**Problem requirements:** Pick out every line that holds the string "ylabel" and copy it.

BEGIN

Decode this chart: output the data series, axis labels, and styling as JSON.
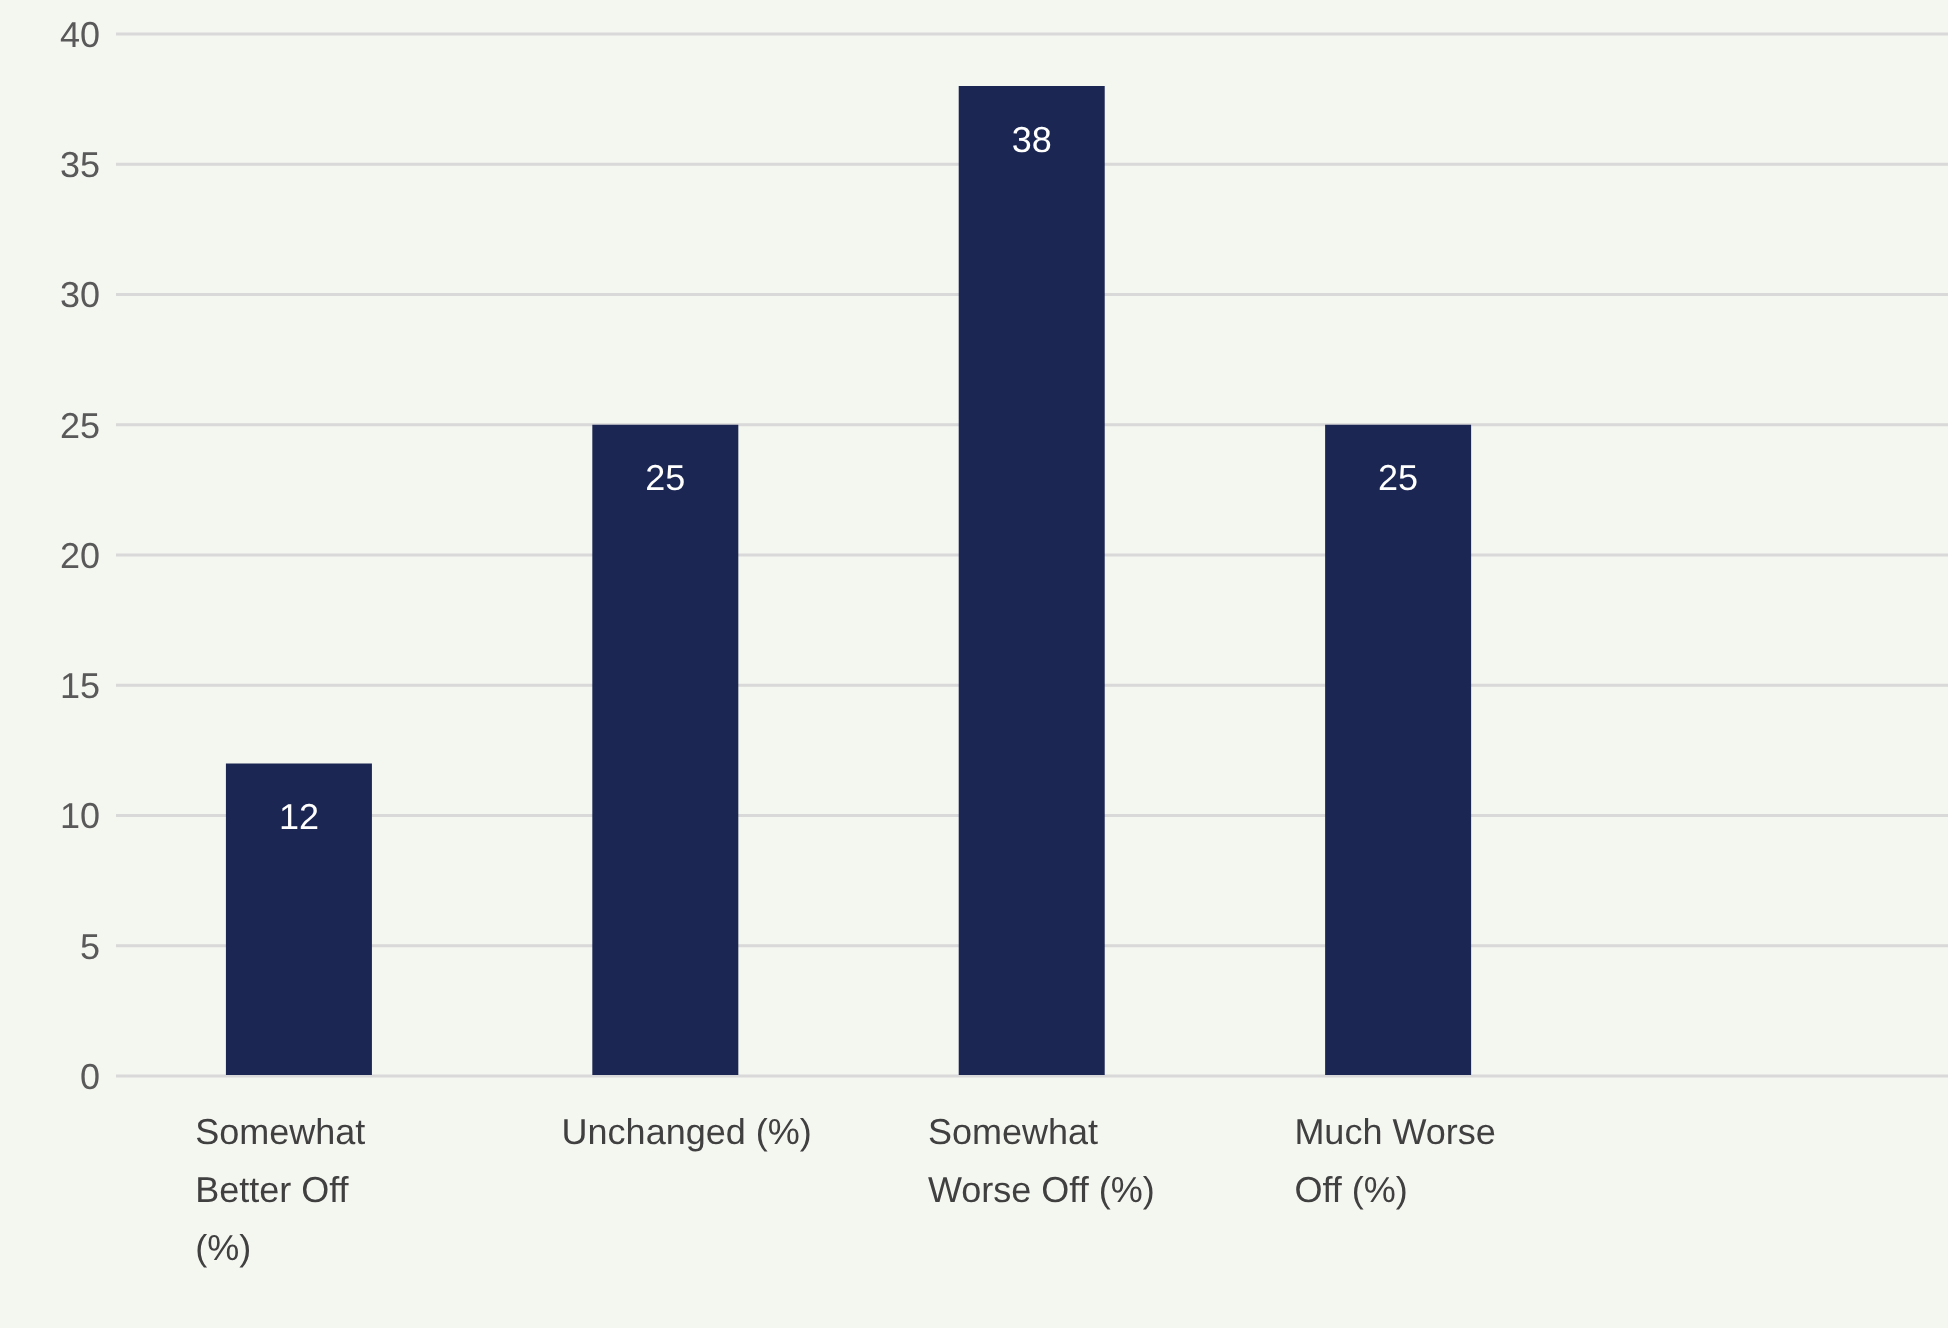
{
  "chart_data": {
    "type": "bar",
    "categories": [
      "Somewhat Better Off (%)",
      "Unchanged (%)",
      "Somewhat Worse Off (%)",
      "Much Worse Off (%)",
      null
    ],
    "values": [
      12,
      25,
      38,
      25,
      null
    ],
    "color": "#1b2653",
    "ylim": [
      0,
      40
    ],
    "yticks": [
      0,
      5,
      10,
      15,
      20,
      25,
      30,
      35,
      40
    ],
    "grid": "y",
    "data_labels": true
  }
}
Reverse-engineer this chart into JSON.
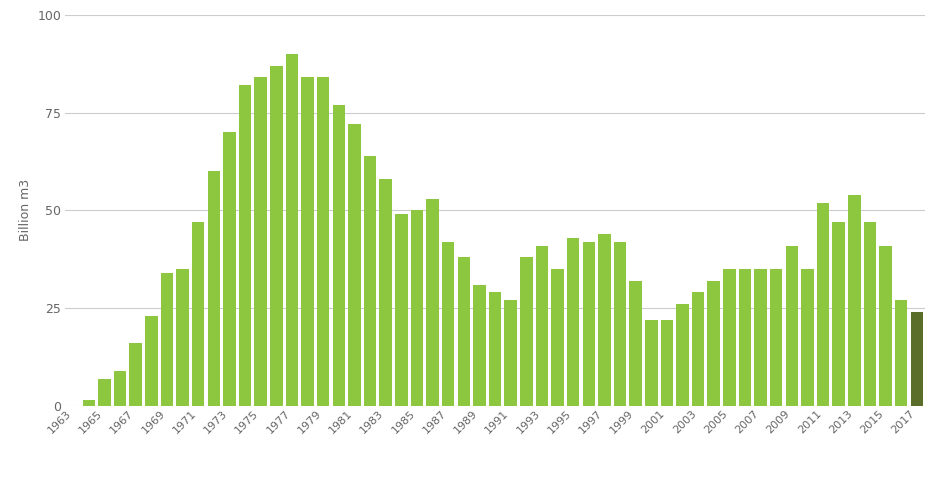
{
  "years": [
    1963,
    1964,
    1965,
    1966,
    1967,
    1968,
    1969,
    1970,
    1971,
    1972,
    1973,
    1974,
    1975,
    1976,
    1977,
    1978,
    1979,
    1980,
    1981,
    1982,
    1983,
    1984,
    1985,
    1986,
    1987,
    1988,
    1989,
    1990,
    1991,
    1992,
    1993,
    1994,
    1995,
    1996,
    1997,
    1998,
    1999,
    2000,
    2001,
    2002,
    2003,
    2004,
    2005,
    2006,
    2007,
    2008,
    2009,
    2010,
    2011,
    2012,
    2013,
    2014,
    2015,
    2016,
    2017
  ],
  "values": [
    0.1,
    1.5,
    7,
    9,
    16,
    23,
    34,
    35,
    47,
    60,
    70,
    82,
    84,
    87,
    90,
    84,
    84,
    77,
    72,
    64,
    58,
    49,
    50,
    53,
    42,
    38,
    31,
    29,
    27,
    38,
    41,
    35,
    43,
    42,
    44,
    42,
    32,
    22,
    22,
    26,
    29,
    32,
    35,
    35,
    35,
    35,
    41,
    35,
    52,
    47,
    54,
    47,
    41,
    27,
    24
  ],
  "bar_color": "#8dc63f",
  "last_bar_color": "#5a6e2a",
  "ylabel": "Billion m3",
  "ylim": [
    0,
    100
  ],
  "yticks": [
    0,
    25,
    50,
    75,
    100
  ],
  "background_color": "#ffffff",
  "grid_color": "#cccccc",
  "tick_label_color": "#666666",
  "bar_width": 0.8,
  "figwidth": 9.34,
  "figheight": 4.95,
  "dpi": 100
}
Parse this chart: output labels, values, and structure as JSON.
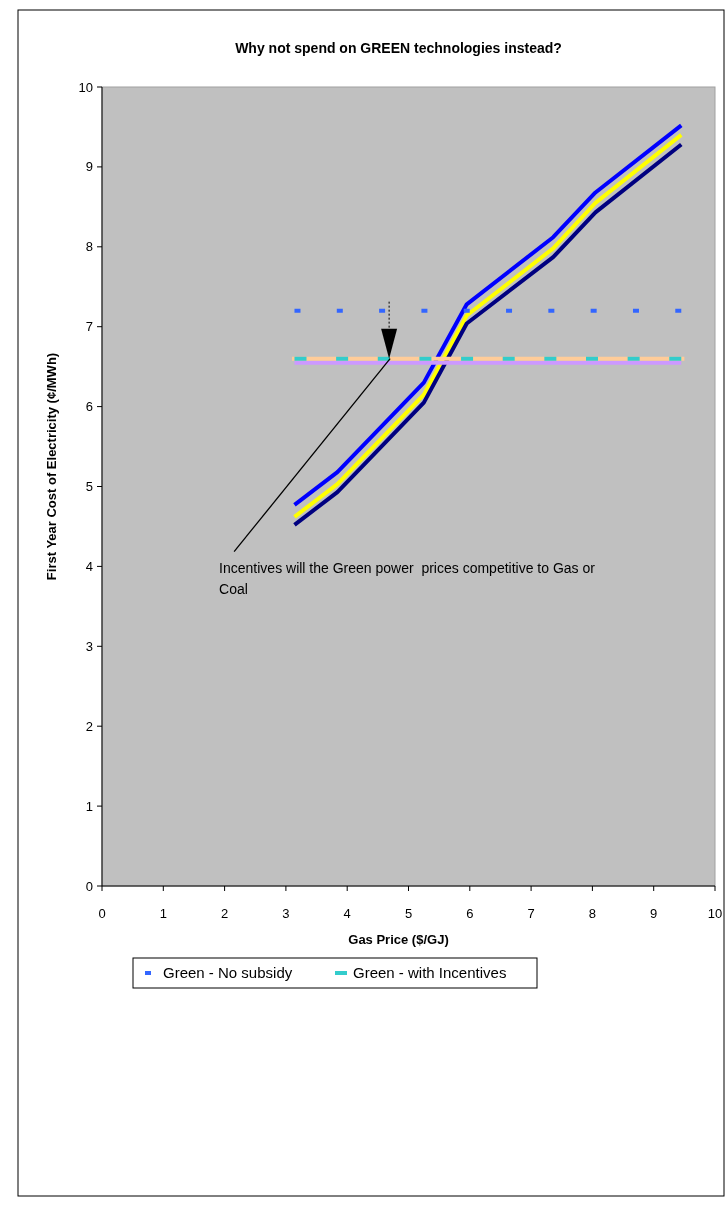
{
  "chart_data": {
    "type": "line",
    "title": "Why not spend on GREEN technologies instead?",
    "xlabel": "Gas Price ($/GJ)",
    "ylabel": "First Year Cost of Electricity (¢/MWh)",
    "xlim": [
      0,
      10
    ],
    "xticks": [
      0,
      1,
      2,
      3,
      4,
      5,
      6,
      7,
      8,
      9,
      10
    ],
    "ylim": [
      0,
      10
    ],
    "yticks": [
      0,
      1,
      2,
      3,
      4,
      5,
      6,
      7,
      8,
      9,
      10
    ],
    "legend": "bottom",
    "marker": "none",
    "series": [
      {
        "color": "#0000ff",
        "line_style": "solid",
        "x": [
          3.14,
          3.84,
          5.25,
          5.95,
          7.36,
          8.05,
          9.45
        ],
        "values": [
          4.77,
          5.18,
          6.3,
          7.28,
          8.12,
          8.68,
          9.52
        ]
      },
      {
        "color": "#ffff00",
        "line_style": "solid",
        "x": [
          3.14,
          3.84,
          5.25,
          5.95,
          7.36,
          8.05,
          9.45
        ],
        "values": [
          4.62,
          5.03,
          6.15,
          7.14,
          7.98,
          8.55,
          9.4
        ]
      },
      {
        "color": "#000080",
        "line_style": "solid",
        "x": [
          3.14,
          3.84,
          5.25,
          5.95,
          7.36,
          8.05,
          9.45
        ],
        "values": [
          4.52,
          4.93,
          6.05,
          7.04,
          7.87,
          8.43,
          9.28
        ]
      },
      {
        "name": "Green - No subsidy",
        "color": "#3366ff",
        "line_style": "dotted",
        "x": [
          3.14,
          9.45
        ],
        "values": [
          7.2,
          7.2
        ]
      },
      {
        "color": "#cc99ff",
        "line_style": "solid",
        "x": [
          3.14,
          9.45
        ],
        "values": [
          6.55,
          6.55
        ]
      },
      {
        "color": "#ffcc99",
        "line_style": "solid",
        "x": [
          3.1,
          9.5
        ],
        "values": [
          6.6,
          6.6
        ]
      },
      {
        "name": "Green - with Incentives",
        "color": "#33cccc",
        "line_style": "dashed",
        "x": [
          3.14,
          9.45
        ],
        "values": [
          6.6,
          6.6
        ]
      }
    ],
    "annotations": [
      {
        "text": "Incentives will the Green power  prices competitive to Gas or Coal",
        "x": 4.7,
        "y": 6.6
      }
    ]
  }
}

END

**Worked solution:**
  "ylabel": "Billion m3",
    "ylabel": "First Year Cost of Electricity (¢/MWh)",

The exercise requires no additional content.